§ **REQUIRED WORK**
Wherever the string "documents" appears, copy the whole line.

[Begin GIVEN RECORDS]

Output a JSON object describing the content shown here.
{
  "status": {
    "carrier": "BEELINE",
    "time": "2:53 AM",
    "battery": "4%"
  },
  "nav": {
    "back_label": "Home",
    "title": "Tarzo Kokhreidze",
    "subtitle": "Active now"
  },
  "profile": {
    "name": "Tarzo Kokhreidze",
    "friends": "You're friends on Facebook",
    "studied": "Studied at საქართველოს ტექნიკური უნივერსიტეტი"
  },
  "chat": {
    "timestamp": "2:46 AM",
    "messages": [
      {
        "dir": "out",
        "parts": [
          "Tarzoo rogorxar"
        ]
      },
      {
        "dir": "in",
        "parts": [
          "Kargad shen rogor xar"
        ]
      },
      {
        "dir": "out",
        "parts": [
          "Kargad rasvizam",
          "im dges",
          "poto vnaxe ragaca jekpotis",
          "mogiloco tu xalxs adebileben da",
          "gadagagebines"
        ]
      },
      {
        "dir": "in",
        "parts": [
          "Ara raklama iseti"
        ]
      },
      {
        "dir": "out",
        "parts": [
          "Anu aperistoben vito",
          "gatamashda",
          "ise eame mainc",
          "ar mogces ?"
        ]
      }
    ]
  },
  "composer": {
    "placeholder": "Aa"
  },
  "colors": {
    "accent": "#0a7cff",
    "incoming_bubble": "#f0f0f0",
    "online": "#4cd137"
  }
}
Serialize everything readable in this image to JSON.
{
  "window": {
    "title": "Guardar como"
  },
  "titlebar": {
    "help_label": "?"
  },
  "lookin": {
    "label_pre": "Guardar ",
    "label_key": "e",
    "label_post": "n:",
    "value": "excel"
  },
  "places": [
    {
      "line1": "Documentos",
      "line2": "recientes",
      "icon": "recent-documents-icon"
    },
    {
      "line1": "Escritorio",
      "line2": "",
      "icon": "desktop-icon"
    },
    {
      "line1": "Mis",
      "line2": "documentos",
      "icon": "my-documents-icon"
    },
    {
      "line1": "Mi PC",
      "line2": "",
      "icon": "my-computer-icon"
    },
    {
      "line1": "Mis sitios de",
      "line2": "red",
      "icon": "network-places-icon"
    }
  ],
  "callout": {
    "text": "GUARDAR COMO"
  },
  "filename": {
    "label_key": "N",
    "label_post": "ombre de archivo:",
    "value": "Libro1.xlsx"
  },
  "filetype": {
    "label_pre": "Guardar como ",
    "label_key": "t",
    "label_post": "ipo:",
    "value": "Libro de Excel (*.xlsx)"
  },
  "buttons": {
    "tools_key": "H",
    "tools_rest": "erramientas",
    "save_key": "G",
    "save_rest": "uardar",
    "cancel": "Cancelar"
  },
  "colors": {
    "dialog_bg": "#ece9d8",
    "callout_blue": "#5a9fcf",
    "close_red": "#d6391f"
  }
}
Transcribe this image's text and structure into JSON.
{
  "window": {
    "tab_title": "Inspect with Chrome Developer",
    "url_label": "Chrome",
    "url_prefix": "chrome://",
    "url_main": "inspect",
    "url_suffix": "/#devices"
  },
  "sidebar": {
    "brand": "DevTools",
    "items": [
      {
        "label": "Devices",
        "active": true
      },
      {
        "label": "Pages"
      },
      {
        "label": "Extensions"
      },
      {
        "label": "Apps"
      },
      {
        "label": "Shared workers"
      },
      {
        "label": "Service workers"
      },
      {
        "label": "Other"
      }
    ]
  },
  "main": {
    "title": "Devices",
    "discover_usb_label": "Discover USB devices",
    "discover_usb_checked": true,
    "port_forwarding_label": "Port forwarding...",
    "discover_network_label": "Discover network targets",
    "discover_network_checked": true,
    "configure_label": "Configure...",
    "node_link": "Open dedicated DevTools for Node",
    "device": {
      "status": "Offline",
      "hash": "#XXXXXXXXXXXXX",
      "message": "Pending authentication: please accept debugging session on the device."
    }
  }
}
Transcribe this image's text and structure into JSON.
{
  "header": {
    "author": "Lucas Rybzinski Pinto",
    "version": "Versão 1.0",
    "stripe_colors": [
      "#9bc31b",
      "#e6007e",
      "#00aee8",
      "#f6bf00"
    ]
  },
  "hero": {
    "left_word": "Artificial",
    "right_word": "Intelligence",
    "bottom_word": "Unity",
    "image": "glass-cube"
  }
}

[End GIVEN RECORDS]

§ **RESULT OF THE TASK**
      "icon": "recent-documents-icon"
      "icon": "my-documents-icon"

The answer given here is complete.